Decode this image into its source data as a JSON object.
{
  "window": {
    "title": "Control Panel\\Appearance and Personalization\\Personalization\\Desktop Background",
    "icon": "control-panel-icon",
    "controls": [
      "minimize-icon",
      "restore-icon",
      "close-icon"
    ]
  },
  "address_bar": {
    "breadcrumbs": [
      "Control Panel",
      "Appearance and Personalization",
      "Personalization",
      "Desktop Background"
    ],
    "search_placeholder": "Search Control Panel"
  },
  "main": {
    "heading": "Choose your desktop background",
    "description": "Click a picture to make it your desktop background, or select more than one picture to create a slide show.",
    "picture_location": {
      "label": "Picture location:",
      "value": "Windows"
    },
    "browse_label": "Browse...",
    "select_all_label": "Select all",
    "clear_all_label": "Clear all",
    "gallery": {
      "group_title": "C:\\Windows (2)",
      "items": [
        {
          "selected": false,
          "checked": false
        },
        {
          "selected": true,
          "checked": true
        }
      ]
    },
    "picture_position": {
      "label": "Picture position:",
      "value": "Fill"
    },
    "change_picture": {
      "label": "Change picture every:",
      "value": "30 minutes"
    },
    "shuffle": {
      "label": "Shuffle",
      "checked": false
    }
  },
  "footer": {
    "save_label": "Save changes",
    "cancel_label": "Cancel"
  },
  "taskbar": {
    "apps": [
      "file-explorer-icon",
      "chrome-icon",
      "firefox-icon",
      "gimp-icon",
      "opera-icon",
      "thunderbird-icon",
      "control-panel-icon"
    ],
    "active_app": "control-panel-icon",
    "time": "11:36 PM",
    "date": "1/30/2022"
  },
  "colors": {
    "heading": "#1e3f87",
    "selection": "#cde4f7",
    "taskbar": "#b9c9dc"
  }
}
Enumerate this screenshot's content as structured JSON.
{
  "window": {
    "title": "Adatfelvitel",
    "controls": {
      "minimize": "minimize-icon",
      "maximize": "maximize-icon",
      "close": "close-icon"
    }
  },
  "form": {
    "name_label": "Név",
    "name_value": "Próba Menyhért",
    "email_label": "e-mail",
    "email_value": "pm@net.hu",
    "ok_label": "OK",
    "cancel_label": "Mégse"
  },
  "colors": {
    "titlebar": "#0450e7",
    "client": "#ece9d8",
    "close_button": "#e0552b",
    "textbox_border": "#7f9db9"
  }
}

# # # #

→ THE PROBLEM:
Every record shown above should be written out again exactly.

→ WORKED ANSWER:
Decode this image into its source data as a JSON object.
{
  "window": {
    "title": "Control Panel\\Appearance and Personalization\\Personalization\\Desktop Background",
    "icon": "control-panel-icon",
    "controls": [
      "minimize-icon",
      "restore-icon",
      "close-icon"
    ]
  },
  "address_bar": {
    "breadcrumbs": [
      "Control Panel",
      "Appearance and Personalization",
      "Personalization",
      "Desktop Background"
    ],
    "search_placeholder": "Search Control Panel"
  },
  "main": {
    "heading": "Choose your desktop background",
    "description": "Click a picture to make it your desktop background, or select more than one picture to create a slide show.",
    "picture_location": {
      "label": "Picture location:",
      "value": "Windows"
    },
    "browse_label": "Browse...",
    "select_all_label": "Select all",
    "clear_all_label": "Clear all",
    "gallery": {
      "group_title": "C:\\Windows (2)",
      "items": [
        {
          "selected": false,
          "checked": false
        },
        {
          "selected": true,
          "checked": true
        }
      ]
    },
    "picture_position": {
      "label": "Picture position:",
      "value": "Fill"
    },
    "change_picture": {
      "label": "Change picture every:",
      "value": "30 minutes"
    },
    "shuffle": {
      "label": "Shuffle",
      "checked": false
    }
  },
  "footer": {
    "save_label": "Save changes",
    "cancel_label": "Cancel"
  },
  "taskbar": {
    "apps": [
      "file-explorer-icon",
      "chrome-icon",
      "firefox-icon",
      "gimp-icon",
      "opera-icon",
      "thunderbird-icon",
      "control-panel-icon"
    ],
    "active_app": "control-panel-icon",
    "time": "11:36 PM",
    "date": "1/30/2022"
  },
  "colors": {
    "heading": "#1e3f87",
    "selection": "#cde4f7",
    "taskbar": "#b9c9dc"
  }
}
Enumerate this screenshot's content as structured JSON.
{
  "window": {
    "title": "Adatfelvitel",
    "controls": {
      "minimize": "minimize-icon",
      "maximize": "maximize-icon",
      "close": "close-icon"
    }
  },
  "form": {
    "name_label": "Név",
    "name_value": "Próba Menyhért",
    "email_label": "e-mail",
    "email_value": "pm@net.hu",
    "ok_label": "OK",
    "cancel_label": "Mégse"
  },
  "colors": {
    "titlebar": "#0450e7",
    "client": "#ece9d8",
    "close_button": "#e0552b",
    "textbox_border": "#7f9db9"
  }
}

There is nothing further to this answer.